>> BEGIN Extracted records

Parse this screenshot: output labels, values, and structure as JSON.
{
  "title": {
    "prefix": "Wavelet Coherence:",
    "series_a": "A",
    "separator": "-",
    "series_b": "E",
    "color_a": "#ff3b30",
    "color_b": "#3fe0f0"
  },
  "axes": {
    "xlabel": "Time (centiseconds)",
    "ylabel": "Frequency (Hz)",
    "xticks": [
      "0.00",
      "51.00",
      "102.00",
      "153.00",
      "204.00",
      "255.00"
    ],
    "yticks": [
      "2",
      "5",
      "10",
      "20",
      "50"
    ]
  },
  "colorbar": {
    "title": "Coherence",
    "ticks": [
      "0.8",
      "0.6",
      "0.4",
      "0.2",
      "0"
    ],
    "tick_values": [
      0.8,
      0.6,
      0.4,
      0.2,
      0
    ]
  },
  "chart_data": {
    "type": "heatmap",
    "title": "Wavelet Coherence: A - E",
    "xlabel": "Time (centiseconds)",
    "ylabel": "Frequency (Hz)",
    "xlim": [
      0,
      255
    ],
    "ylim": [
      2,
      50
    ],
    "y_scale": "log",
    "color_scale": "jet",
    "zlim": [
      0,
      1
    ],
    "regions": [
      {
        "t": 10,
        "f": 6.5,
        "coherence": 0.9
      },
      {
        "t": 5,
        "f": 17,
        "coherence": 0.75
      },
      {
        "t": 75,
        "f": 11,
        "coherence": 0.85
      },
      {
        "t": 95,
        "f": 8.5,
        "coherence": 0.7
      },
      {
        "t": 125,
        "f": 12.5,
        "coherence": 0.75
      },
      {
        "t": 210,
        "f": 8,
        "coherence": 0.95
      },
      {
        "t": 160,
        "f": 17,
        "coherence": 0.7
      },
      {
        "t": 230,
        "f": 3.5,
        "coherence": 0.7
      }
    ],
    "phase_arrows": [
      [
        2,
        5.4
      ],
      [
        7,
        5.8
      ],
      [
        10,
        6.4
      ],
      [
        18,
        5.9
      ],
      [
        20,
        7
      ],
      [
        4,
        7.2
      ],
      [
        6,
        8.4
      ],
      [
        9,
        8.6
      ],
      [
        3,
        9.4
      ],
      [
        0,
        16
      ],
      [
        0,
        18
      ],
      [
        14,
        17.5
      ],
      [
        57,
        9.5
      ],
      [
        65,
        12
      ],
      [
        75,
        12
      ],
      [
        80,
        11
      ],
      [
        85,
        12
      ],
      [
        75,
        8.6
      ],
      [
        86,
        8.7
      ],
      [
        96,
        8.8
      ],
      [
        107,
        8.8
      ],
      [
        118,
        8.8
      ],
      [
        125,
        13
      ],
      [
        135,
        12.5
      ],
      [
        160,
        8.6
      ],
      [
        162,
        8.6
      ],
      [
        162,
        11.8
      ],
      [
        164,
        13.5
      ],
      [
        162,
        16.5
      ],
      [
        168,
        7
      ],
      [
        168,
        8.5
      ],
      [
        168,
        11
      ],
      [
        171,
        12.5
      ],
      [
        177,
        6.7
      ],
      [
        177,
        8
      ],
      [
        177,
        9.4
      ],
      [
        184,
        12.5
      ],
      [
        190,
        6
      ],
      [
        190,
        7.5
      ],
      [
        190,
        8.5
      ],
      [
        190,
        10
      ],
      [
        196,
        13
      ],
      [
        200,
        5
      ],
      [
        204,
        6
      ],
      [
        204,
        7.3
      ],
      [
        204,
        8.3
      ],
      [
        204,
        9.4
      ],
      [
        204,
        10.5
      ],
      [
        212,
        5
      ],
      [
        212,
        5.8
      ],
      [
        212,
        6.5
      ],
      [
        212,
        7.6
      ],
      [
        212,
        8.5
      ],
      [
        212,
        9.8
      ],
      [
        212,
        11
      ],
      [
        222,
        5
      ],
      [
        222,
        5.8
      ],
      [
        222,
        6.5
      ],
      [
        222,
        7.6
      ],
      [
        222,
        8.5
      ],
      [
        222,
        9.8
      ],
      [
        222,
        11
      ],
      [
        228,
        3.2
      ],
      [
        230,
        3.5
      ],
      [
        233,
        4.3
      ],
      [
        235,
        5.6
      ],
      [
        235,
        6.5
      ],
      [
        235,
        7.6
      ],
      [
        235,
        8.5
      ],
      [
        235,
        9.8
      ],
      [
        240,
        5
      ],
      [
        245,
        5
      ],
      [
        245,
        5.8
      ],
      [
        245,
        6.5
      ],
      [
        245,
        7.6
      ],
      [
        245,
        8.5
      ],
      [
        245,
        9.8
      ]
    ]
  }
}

>> END Extracted records
>> BEGIN Extracted records

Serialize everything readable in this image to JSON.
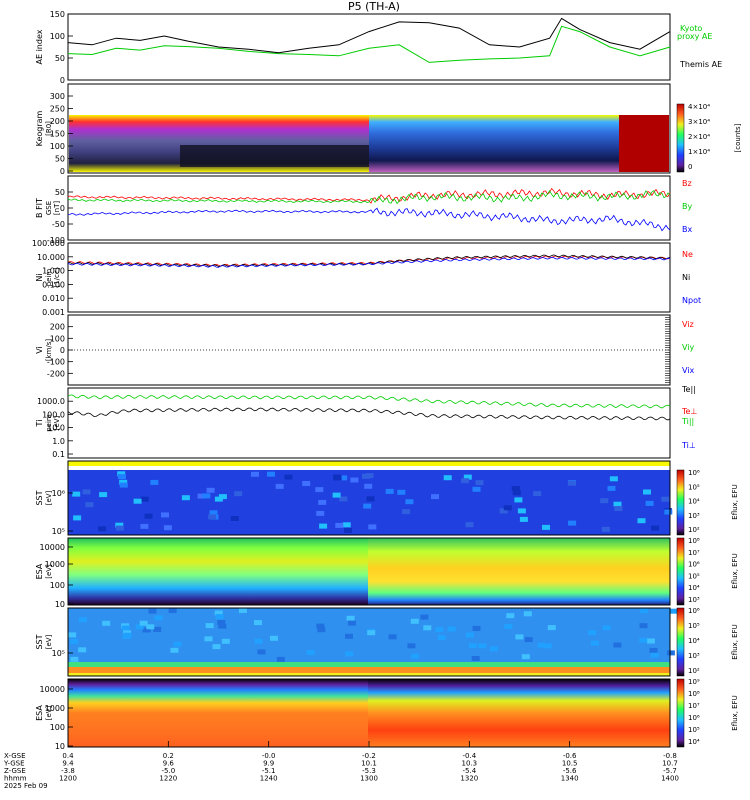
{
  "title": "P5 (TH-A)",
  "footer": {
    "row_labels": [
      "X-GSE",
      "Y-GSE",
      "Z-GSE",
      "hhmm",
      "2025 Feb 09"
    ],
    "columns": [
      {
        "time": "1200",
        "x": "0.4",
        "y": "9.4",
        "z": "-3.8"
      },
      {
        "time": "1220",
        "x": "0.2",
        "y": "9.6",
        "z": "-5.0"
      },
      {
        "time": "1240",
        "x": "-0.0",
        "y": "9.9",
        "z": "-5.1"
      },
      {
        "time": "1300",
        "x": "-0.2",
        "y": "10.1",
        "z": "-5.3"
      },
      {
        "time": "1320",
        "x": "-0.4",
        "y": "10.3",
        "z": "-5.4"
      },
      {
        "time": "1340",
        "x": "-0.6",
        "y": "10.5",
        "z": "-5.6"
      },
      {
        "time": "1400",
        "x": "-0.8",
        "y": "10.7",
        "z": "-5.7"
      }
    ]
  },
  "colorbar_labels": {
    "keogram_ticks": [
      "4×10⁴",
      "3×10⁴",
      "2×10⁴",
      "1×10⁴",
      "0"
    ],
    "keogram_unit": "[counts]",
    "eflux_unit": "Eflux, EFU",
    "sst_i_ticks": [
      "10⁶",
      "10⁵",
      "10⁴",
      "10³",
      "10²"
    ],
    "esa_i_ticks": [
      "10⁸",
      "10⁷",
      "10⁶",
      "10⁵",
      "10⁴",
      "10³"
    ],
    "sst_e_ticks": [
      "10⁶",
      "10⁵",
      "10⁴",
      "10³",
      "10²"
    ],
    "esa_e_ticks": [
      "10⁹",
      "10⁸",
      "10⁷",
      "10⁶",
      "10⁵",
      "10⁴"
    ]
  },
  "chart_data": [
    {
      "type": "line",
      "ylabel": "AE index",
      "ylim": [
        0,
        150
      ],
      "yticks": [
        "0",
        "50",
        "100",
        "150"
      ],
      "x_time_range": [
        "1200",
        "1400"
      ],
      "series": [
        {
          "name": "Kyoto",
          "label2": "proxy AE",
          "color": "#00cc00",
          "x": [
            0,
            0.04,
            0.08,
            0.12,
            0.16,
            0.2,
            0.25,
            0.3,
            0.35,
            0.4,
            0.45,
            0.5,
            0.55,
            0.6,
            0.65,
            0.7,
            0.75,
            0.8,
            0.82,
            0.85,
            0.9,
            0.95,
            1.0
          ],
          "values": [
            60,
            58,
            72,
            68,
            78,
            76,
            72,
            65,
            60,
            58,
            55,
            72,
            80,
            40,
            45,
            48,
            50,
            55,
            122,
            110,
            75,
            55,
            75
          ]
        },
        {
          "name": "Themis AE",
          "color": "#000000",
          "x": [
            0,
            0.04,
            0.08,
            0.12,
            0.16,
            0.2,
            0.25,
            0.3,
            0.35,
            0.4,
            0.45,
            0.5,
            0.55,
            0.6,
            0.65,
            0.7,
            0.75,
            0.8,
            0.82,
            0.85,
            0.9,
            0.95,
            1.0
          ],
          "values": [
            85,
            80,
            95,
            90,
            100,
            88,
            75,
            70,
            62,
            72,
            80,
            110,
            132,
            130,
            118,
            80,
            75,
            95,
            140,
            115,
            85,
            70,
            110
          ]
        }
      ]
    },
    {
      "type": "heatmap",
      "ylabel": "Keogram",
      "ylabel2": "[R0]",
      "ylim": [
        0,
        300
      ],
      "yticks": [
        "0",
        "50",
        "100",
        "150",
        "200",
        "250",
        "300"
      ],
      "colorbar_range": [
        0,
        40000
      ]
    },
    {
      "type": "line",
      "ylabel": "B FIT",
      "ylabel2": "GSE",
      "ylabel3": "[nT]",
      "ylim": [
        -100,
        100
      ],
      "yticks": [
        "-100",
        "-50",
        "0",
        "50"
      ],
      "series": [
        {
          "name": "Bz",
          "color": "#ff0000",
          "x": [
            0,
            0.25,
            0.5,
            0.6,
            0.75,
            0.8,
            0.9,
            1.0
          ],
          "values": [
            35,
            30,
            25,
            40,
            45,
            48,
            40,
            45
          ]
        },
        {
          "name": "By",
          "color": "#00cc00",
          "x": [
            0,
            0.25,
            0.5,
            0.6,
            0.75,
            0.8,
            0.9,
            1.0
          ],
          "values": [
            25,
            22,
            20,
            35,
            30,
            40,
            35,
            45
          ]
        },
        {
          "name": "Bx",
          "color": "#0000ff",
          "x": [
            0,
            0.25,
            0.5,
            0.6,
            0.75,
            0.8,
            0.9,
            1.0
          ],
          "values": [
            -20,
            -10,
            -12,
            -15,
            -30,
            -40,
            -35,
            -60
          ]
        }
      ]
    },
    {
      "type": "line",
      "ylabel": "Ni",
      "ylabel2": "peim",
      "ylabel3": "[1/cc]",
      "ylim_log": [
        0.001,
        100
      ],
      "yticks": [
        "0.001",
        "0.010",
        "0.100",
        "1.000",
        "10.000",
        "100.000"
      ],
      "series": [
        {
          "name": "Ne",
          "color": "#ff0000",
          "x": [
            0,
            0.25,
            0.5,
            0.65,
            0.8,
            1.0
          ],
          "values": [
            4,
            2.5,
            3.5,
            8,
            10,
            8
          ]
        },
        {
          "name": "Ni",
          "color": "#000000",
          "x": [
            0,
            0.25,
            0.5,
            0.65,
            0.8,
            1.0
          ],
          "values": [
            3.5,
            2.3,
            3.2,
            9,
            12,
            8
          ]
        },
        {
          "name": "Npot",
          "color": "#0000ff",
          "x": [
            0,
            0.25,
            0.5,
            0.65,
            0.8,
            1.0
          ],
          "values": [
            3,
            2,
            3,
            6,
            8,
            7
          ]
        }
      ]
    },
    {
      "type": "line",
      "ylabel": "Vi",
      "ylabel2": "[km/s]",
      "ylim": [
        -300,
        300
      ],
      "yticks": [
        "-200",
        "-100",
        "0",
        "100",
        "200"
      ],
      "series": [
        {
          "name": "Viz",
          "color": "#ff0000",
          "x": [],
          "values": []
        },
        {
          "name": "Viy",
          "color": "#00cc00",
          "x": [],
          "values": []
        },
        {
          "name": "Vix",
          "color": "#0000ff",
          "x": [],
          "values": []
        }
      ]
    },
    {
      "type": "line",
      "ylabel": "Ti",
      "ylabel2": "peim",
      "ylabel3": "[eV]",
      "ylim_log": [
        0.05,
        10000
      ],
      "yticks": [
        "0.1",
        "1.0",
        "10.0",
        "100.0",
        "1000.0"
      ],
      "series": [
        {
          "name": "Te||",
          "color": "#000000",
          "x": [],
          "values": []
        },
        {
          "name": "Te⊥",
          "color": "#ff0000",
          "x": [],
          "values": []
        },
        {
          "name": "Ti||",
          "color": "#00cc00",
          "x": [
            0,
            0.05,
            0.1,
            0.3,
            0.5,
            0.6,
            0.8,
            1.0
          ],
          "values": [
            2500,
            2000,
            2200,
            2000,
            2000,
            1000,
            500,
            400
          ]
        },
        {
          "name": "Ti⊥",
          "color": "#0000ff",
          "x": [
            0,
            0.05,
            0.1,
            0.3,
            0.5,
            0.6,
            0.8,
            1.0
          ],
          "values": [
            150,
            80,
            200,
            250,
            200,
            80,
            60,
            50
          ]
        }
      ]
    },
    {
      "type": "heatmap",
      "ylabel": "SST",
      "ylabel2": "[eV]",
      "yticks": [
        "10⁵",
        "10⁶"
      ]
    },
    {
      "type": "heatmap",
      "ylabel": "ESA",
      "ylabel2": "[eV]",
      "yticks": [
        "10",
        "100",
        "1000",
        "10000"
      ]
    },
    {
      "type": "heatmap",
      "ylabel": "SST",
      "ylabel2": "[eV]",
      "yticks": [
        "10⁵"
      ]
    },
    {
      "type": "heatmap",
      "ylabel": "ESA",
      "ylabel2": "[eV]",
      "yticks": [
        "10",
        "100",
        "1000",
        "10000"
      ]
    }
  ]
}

>> END Extracted records

• [Brief]:
Count how many lines of the material hold the string "this". Give the number and nothing more.

• [Solved exercise]:
2